• [Dataset]
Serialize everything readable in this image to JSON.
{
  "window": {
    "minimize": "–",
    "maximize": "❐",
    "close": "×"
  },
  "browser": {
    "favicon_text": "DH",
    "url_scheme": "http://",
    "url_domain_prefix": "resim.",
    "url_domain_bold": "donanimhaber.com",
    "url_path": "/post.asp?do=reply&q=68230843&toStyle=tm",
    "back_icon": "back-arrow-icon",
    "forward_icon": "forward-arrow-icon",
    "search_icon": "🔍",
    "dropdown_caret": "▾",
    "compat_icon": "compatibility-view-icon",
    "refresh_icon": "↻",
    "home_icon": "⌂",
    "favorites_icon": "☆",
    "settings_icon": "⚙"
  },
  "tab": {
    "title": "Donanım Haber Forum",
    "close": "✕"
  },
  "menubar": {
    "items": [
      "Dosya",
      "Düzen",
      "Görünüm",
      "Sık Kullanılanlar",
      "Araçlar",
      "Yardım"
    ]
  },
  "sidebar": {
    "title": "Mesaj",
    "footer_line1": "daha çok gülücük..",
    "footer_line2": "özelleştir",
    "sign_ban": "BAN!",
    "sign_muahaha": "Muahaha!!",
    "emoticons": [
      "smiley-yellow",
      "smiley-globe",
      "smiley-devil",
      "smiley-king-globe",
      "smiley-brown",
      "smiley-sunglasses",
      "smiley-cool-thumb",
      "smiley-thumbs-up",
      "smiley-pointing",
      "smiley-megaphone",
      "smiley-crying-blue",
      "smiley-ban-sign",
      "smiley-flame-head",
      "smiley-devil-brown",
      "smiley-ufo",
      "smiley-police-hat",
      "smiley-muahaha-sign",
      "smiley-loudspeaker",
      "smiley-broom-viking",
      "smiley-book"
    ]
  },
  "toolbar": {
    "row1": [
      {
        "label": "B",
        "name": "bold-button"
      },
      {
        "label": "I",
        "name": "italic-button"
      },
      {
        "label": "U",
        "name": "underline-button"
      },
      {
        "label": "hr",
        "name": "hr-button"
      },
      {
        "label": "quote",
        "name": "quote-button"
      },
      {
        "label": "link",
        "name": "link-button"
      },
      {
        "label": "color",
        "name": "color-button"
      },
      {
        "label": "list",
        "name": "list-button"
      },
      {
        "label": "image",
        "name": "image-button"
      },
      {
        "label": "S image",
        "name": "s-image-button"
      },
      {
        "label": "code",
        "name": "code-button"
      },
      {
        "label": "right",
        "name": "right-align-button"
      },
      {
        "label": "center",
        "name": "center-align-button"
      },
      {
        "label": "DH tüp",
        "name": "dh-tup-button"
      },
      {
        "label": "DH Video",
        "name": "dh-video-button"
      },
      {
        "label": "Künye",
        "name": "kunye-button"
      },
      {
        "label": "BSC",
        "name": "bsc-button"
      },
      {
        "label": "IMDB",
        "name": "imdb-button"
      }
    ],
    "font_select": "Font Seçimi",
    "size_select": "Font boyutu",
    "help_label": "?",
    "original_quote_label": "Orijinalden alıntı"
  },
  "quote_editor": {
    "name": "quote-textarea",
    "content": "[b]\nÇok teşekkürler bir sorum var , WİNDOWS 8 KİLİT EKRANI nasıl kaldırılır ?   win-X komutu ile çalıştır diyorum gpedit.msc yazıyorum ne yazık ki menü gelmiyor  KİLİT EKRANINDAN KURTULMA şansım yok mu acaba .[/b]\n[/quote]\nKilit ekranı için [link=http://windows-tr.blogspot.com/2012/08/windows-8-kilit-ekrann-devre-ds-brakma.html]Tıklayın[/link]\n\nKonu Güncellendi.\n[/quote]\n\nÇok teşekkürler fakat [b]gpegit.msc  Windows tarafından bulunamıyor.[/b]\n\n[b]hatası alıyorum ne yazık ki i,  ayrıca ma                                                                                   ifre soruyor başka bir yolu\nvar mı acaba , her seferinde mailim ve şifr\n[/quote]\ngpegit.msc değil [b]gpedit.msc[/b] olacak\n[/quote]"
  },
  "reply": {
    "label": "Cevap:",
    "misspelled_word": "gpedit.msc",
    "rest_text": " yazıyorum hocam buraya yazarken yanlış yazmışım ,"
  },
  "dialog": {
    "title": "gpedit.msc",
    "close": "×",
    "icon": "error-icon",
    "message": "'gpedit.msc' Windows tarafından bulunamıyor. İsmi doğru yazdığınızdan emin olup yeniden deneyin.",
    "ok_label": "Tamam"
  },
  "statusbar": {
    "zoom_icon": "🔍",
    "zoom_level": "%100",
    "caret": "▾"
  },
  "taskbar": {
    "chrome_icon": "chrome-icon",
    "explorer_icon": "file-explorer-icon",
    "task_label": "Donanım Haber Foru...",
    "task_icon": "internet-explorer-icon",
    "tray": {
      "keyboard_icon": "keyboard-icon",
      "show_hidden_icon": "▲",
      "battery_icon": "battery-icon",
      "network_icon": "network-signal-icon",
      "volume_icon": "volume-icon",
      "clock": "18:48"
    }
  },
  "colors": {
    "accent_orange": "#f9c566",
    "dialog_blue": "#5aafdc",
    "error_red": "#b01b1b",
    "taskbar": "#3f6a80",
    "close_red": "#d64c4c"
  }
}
...
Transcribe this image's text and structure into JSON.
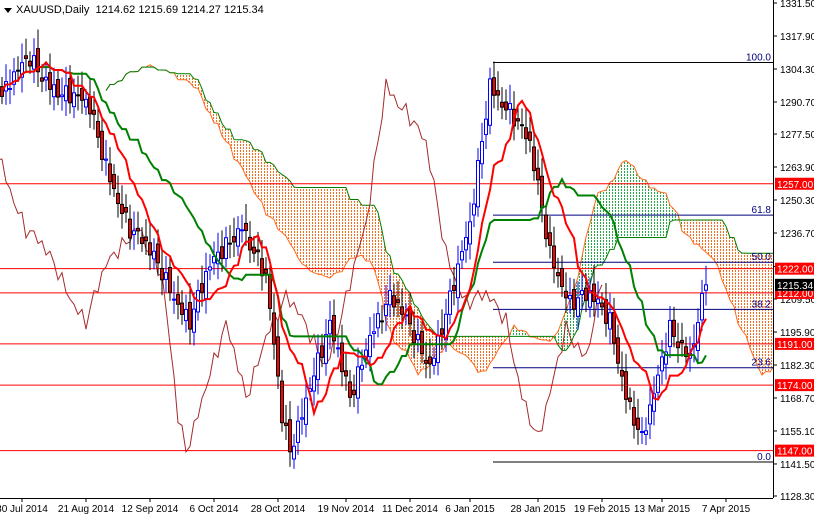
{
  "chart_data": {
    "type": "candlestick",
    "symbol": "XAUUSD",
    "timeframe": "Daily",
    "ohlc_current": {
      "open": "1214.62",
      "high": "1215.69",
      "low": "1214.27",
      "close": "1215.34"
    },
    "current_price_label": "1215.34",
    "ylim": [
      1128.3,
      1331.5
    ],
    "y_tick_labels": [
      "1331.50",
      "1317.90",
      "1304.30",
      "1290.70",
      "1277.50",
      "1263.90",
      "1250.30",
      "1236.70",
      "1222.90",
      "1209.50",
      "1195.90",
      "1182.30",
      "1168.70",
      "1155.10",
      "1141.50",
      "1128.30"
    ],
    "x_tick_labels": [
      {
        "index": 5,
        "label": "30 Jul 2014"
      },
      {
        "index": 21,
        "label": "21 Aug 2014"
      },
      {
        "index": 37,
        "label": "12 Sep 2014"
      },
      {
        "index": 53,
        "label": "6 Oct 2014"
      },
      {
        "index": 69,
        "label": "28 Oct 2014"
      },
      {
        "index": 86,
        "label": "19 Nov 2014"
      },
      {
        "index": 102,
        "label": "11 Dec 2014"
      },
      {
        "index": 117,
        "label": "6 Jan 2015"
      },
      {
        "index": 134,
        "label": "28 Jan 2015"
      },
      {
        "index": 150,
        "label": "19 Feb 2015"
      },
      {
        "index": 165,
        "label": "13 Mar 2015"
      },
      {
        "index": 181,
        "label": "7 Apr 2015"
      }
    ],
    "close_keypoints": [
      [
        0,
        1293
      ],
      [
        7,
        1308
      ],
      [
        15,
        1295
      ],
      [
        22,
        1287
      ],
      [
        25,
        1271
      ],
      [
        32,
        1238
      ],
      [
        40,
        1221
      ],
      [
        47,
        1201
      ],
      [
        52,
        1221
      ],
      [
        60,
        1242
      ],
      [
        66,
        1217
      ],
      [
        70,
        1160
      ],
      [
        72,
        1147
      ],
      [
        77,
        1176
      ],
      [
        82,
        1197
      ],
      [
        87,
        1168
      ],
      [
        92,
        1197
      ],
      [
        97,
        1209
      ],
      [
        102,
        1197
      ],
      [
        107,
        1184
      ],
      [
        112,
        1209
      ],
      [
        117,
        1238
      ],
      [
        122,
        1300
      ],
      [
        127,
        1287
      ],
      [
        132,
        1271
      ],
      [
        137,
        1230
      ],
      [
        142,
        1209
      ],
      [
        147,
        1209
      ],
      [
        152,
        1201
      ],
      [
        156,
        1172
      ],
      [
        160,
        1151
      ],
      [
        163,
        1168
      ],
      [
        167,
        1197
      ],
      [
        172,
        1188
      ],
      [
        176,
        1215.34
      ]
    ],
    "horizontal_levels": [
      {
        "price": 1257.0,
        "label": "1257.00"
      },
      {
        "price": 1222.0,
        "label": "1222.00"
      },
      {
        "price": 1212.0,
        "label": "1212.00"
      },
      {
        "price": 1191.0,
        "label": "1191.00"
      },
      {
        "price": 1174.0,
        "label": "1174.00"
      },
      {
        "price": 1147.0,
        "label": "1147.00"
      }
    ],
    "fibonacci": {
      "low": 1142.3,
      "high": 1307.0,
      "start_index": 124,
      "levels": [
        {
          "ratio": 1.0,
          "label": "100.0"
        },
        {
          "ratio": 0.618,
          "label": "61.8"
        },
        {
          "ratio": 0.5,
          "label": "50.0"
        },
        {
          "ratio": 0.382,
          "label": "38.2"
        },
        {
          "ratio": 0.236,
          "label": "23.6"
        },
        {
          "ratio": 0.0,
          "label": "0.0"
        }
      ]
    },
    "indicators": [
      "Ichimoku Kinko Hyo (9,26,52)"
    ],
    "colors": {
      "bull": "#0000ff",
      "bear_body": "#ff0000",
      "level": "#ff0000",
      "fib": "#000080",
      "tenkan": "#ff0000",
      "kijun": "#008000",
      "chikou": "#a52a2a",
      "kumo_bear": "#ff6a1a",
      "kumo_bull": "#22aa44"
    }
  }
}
--
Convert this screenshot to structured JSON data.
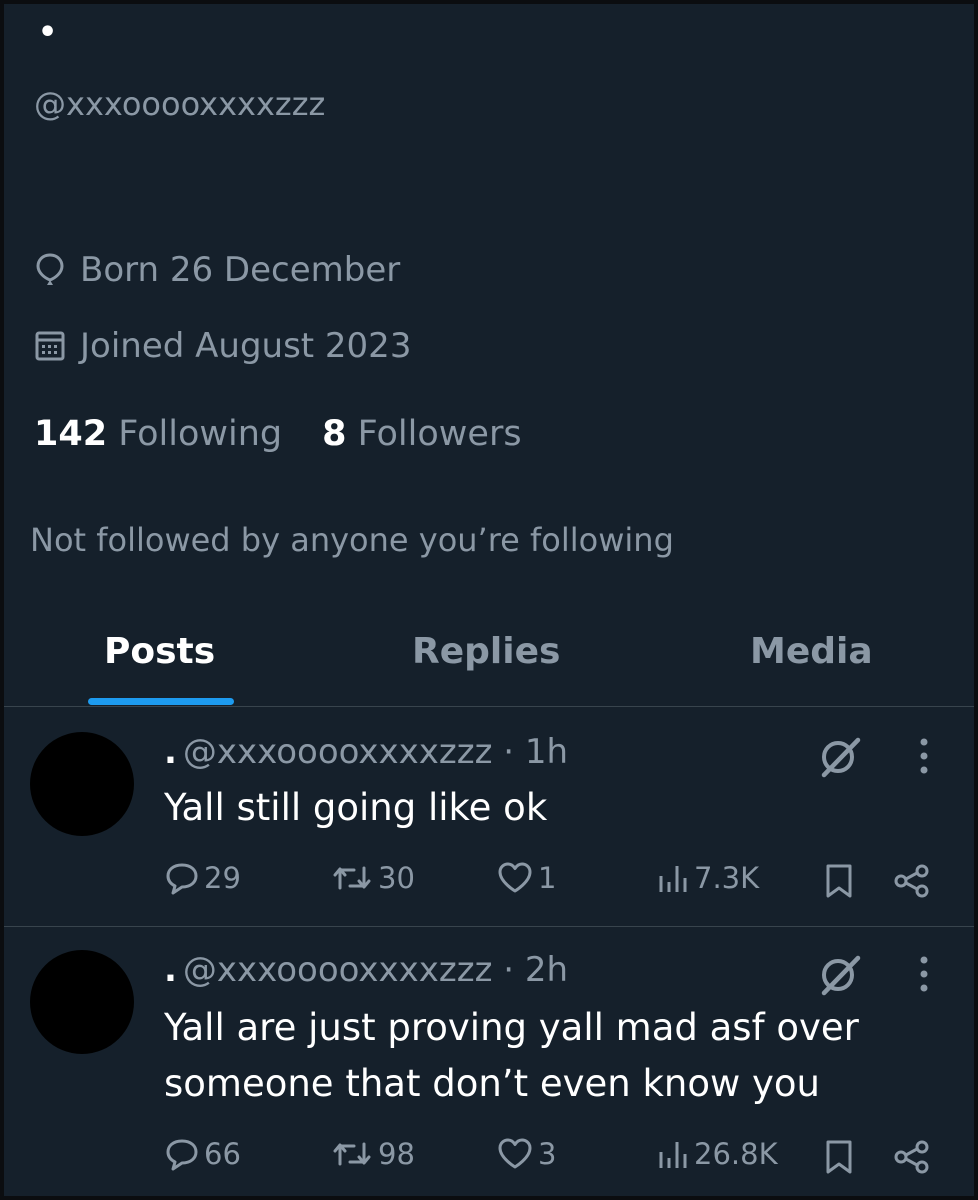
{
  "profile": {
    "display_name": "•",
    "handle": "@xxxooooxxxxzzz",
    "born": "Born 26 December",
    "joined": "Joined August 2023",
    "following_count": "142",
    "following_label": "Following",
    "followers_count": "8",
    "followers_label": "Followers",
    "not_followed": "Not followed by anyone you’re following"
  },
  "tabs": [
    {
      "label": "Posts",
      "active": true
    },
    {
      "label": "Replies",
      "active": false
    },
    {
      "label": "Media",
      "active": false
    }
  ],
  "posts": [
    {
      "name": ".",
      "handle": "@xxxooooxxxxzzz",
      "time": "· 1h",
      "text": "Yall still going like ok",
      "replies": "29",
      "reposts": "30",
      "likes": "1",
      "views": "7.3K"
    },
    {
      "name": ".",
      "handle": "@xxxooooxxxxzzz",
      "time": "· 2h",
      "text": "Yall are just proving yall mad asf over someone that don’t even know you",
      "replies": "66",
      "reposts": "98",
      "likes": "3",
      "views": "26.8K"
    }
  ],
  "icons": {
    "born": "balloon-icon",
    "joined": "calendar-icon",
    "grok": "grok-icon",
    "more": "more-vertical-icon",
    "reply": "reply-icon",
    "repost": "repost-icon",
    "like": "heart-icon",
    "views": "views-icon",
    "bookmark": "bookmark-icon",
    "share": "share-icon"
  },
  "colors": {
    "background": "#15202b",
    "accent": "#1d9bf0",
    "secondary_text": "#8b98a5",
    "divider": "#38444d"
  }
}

• [Objective] Pull out all lines from the entries above in which the word "Font" appears.

• [Expected answer]
    "font_select": "Font Seçimi",
    "size_select": "Font boyutu",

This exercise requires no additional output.